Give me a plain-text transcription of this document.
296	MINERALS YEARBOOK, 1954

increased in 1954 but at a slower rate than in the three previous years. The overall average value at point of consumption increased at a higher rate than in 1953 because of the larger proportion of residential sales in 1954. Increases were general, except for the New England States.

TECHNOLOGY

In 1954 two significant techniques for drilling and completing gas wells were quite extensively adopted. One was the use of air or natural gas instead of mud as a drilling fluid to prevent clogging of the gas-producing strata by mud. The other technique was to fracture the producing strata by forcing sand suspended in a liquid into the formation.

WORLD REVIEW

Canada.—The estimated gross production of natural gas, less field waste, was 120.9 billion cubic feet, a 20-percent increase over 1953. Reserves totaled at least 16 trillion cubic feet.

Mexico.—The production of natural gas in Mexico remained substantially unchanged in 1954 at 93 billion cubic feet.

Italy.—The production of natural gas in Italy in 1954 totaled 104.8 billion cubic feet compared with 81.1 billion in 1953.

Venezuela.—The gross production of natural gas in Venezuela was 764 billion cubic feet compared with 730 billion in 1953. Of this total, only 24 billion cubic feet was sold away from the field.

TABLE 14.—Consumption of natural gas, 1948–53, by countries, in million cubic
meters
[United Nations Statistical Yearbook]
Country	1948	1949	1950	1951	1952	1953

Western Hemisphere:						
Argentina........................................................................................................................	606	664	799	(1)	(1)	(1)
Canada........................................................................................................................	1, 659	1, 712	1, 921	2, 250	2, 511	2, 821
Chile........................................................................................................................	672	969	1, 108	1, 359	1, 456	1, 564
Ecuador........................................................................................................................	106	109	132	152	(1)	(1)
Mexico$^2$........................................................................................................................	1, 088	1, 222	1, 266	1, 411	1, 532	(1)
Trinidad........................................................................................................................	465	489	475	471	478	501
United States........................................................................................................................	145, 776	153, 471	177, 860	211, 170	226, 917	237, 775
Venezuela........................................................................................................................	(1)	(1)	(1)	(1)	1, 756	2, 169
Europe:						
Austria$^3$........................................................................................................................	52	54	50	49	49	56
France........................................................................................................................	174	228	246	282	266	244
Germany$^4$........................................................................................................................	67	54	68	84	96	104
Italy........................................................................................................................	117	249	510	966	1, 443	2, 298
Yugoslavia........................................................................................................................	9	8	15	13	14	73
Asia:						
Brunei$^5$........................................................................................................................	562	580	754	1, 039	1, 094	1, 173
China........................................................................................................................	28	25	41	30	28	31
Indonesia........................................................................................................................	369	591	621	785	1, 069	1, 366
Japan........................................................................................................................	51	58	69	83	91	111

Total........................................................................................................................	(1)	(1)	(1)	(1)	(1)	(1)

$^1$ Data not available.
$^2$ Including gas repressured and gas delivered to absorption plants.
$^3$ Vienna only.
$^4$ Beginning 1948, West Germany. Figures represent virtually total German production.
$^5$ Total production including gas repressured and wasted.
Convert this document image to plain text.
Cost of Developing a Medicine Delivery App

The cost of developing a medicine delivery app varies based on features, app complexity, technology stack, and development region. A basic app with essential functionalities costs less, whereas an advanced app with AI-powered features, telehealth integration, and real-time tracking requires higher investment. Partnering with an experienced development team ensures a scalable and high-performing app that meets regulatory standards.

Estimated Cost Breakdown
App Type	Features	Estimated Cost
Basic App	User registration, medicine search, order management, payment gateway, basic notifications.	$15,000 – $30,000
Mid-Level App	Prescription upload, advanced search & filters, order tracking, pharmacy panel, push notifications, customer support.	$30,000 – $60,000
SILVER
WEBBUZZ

=-=-=-=-=

WHAT TO DO =
Give back, unchanged, every line from the one with "Convert this document image to plain text." to the end of the entries above.

FINISHED ANSWER =
Convert this document image to plain text.
Cost of Developing a Medicine Delivery App

The cost of developing a medicine delivery app varies based on features, app complexity, technology stack, and development region. A basic app with essential functionalities costs less, whereas an advanced app with AI-powered features, telehealth integration, and real-time tracking requires higher investment. Partnering with an experienced development team ensures a scalable and high-performing app that meets regulatory standards.

Estimated Cost Breakdown
App Type	Features	Estimated Cost
Basic App	User registration, medicine search, order management, payment gateway, basic notifications.	$15,000 – $30,000
Mid-Level App	Prescription upload, advanced search & filters, order tracking, pharmacy panel, push notifications, customer support.	$30,000 – $60,000
SILVER
WEBBUZZ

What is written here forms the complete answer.